**Stated goal:** Write out the material again word for word, dropping any images it holds.

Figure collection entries
──────────────────────────────

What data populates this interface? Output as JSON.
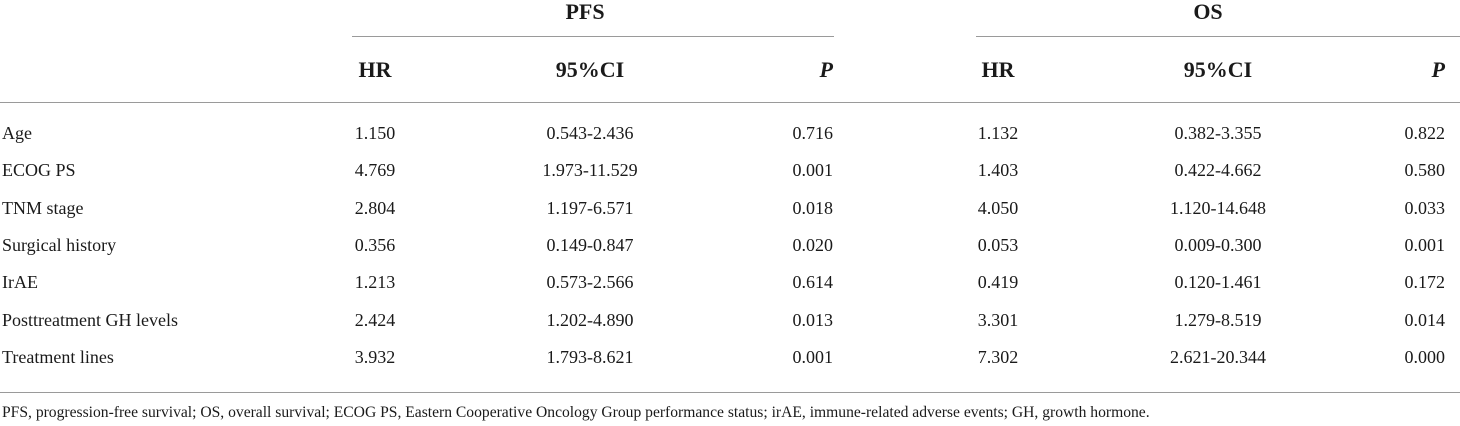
{
  "table": {
    "groups": [
      "PFS",
      "OS"
    ],
    "columns": [
      "HR",
      "95%CI",
      "P",
      "HR",
      "95%CI",
      "P"
    ],
    "rows": [
      {
        "label": "Age",
        "values": [
          "1.150",
          "0.543-2.436",
          "0.716",
          "1.132",
          "0.382-3.355",
          "0.822"
        ]
      },
      {
        "label": "ECOG PS",
        "values": [
          "4.769",
          "1.973-11.529",
          "0.001",
          "1.403",
          "0.422-4.662",
          "0.580"
        ]
      },
      {
        "label": "TNM stage",
        "values": [
          "2.804",
          "1.197-6.571",
          "0.018",
          "4.050",
          "1.120-14.648",
          "0.033"
        ]
      },
      {
        "label": "Surgical history",
        "values": [
          "0.356",
          "0.149-0.847",
          "0.020",
          "0.053",
          "0.009-0.300",
          "0.001"
        ]
      },
      {
        "label": "IrAE",
        "values": [
          "1.213",
          "0.573-2.566",
          "0.614",
          "0.419",
          "0.120-1.461",
          "0.172"
        ]
      },
      {
        "label": "Posttreatment GH levels",
        "values": [
          "2.424",
          "1.202-4.890",
          "0.013",
          "3.301",
          "1.279-8.519",
          "0.014"
        ]
      },
      {
        "label": "Treatment lines",
        "values": [
          "3.932",
          "1.793-8.621",
          "0.001",
          "7.302",
          "2.621-20.344",
          "0.000"
        ]
      }
    ],
    "footnote": "PFS, progression-free survival; OS, overall survival; ECOG PS, Eastern Cooperative Oncology Group performance status; irAE, immune-related adverse events; GH, growth hormone."
  }
}
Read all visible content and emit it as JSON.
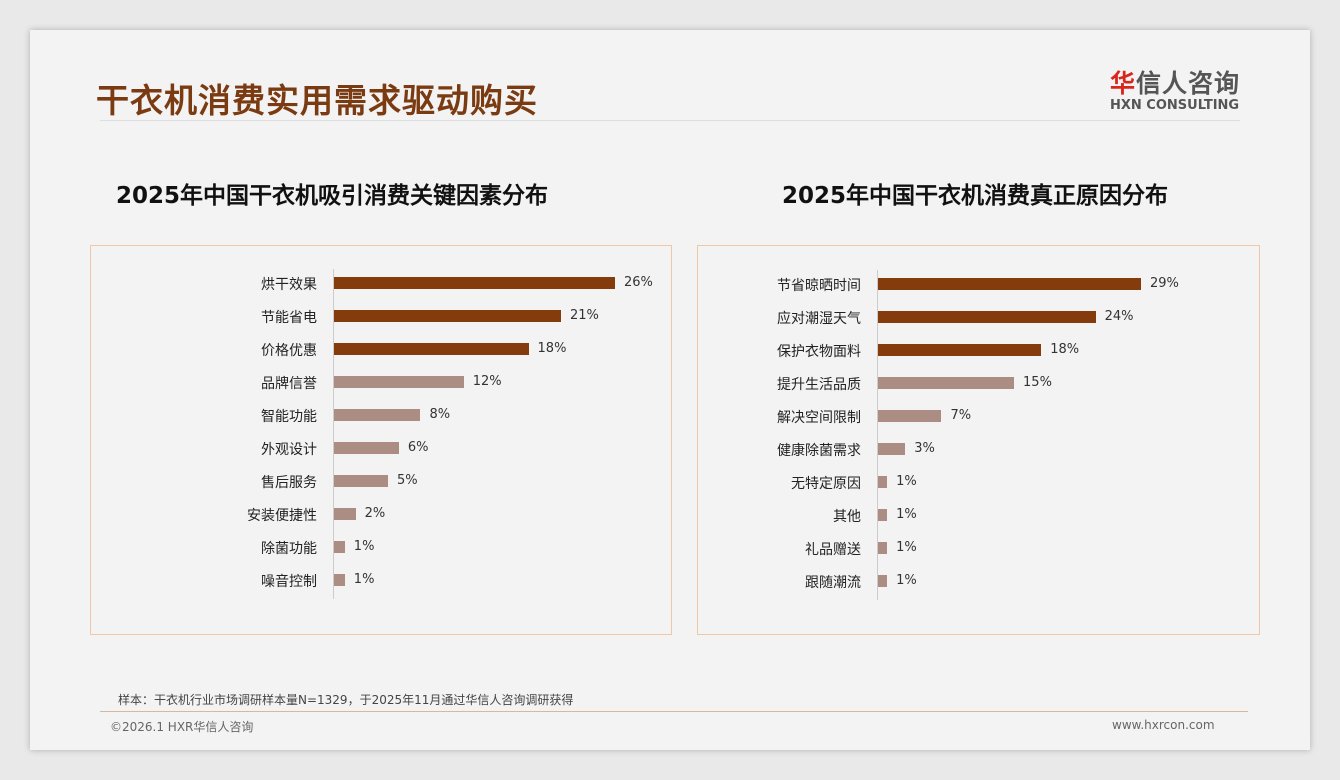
{
  "header": {
    "title": "干衣机消费实用需求驱动购买",
    "logo_cn_first": "华",
    "logo_cn_rest": "信人咨询",
    "logo_en": "HXN CONSULTING"
  },
  "chart_data": [
    {
      "type": "bar",
      "orientation": "horizontal",
      "title": "2025年中国干衣机吸引消费关键因素分布",
      "categories": [
        "烘干效果",
        "节能省电",
        "价格优惠",
        "品牌信誉",
        "智能功能",
        "外观设计",
        "售后服务",
        "安装便捷性",
        "除菌功能",
        "噪音控制"
      ],
      "values": [
        26,
        21,
        18,
        12,
        8,
        6,
        5,
        2,
        1,
        1
      ],
      "unit": "%",
      "highlight_top": 3,
      "colors": {
        "highlight": "#843c0c",
        "normal": "#ab8d84"
      }
    },
    {
      "type": "bar",
      "orientation": "horizontal",
      "title": "2025年中国干衣机消费真正原因分布",
      "categories": [
        "节省晾晒时间",
        "应对潮湿天气",
        "保护衣物面料",
        "提升生活品质",
        "解决空间限制",
        "健康除菌需求",
        "无特定原因",
        "其他",
        "礼品赠送",
        "跟随潮流"
      ],
      "values": [
        29,
        24,
        18,
        15,
        7,
        3,
        1,
        1,
        1,
        1
      ],
      "unit": "%",
      "highlight_top": 3,
      "colors": {
        "highlight": "#843c0c",
        "normal": "#ab8d84"
      }
    }
  ],
  "footer": {
    "note": "样本：干衣机行业市场调研样本量N=1329，于2025年11月通过华信人咨询调研获得",
    "copyright": "©2026.1 HXR华信人咨询",
    "website": "www.hxrcon.com"
  }
}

──────────────────────────────

**Task answer:**
What data populates this interface? Output as JSON.
{
  "table": {
    "groups": [
      "PFS",
      "OS"
    ],
    "columns": [
      "HR",
      "95%CI",
      "P",
      "HR",
      "95%CI",
      "P"
    ],
    "rows": [
      {
        "label": "Age",
        "values": [
          "1.150",
          "0.543-2.436",
          "0.716",
          "1.132",
          "0.382-3.355",
          "0.822"
        ]
      },
      {
        "label": "ECOG PS",
        "values": [
          "4.769",
          "1.973-11.529",
          "0.001",
          "1.403",
          "0.422-4.662",
          "0.580"
        ]
      },
      {
        "label": "TNM stage",
        "values": [
          "2.804",
          "1.197-6.571",
          "0.018",
          "4.050",
          "1.120-14.648",
          "0.033"
        ]
      },
      {
        "label": "Surgical history",
        "values": [
          "0.356",
          "0.149-0.847",
          "0.020",
          "0.053",
          "0.009-0.300",
          "0.001"
        ]
      },
      {
        "label": "IrAE",
        "values": [
          "1.213",
          "0.573-2.566",
          "0.614",
          "0.419",
          "0.120-1.461",
          "0.172"
        ]
      },
      {
        "label": "Posttreatment GH levels",
        "values": [
          "2.424",
          "1.202-4.890",
          "0.013",
          "3.301",
          "1.279-8.519",
          "0.014"
        ]
      },
      {
        "label": "Treatment lines",
        "values": [
          "3.932",
          "1.793-8.621",
          "0.001",
          "7.302",
          "2.621-20.344",
          "0.000"
        ]
      }
    ],
    "footnote": "PFS, progression-free survival; OS, overall survival; ECOG PS, Eastern Cooperative Oncology Group performance status; irAE, immune-related adverse events; GH, growth hormone."
  }
}
Read all visible content and emit it as JSON.
{
  "header": {
    "title": "干衣机消费实用需求驱动购买",
    "logo_cn_first": "华",
    "logo_cn_rest": "信人咨询",
    "logo_en": "HXN CONSULTING"
  },
  "chart_data": [
    {
      "type": "bar",
      "orientation": "horizontal",
      "title": "2025年中国干衣机吸引消费关键因素分布",
      "categories": [
        "烘干效果",
        "节能省电",
        "价格优惠",
        "品牌信誉",
        "智能功能",
        "外观设计",
        "售后服务",
        "安装便捷性",
        "除菌功能",
        "噪音控制"
      ],
      "values": [
        26,
        21,
        18,
        12,
        8,
        6,
        5,
        2,
        1,
        1
      ],
      "unit": "%",
      "highlight_top": 3,
      "colors": {
        "highlight": "#843c0c",
        "normal": "#ab8d84"
      }
    },
    {
      "type": "bar",
      "orientation": "horizontal",
      "title": "2025年中国干衣机消费真正原因分布",
      "categories": [
        "节省晾晒时间",
        "应对潮湿天气",
        "保护衣物面料",
        "提升生活品质",
        "解决空间限制",
        "健康除菌需求",
        "无特定原因",
        "其他",
        "礼品赠送",
        "跟随潮流"
      ],
      "values": [
        29,
        24,
        18,
        15,
        7,
        3,
        1,
        1,
        1,
        1
      ],
      "unit": "%",
      "highlight_top": 3,
      "colors": {
        "highlight": "#843c0c",
        "normal": "#ab8d84"
      }
    }
  ],
  "footer": {
    "note": "样本：干衣机行业市场调研样本量N=1329，于2025年11月通过华信人咨询调研获得",
    "copyright": "©2026.1 HXR华信人咨询",
    "website": "www.hxrcon.com"
  }
}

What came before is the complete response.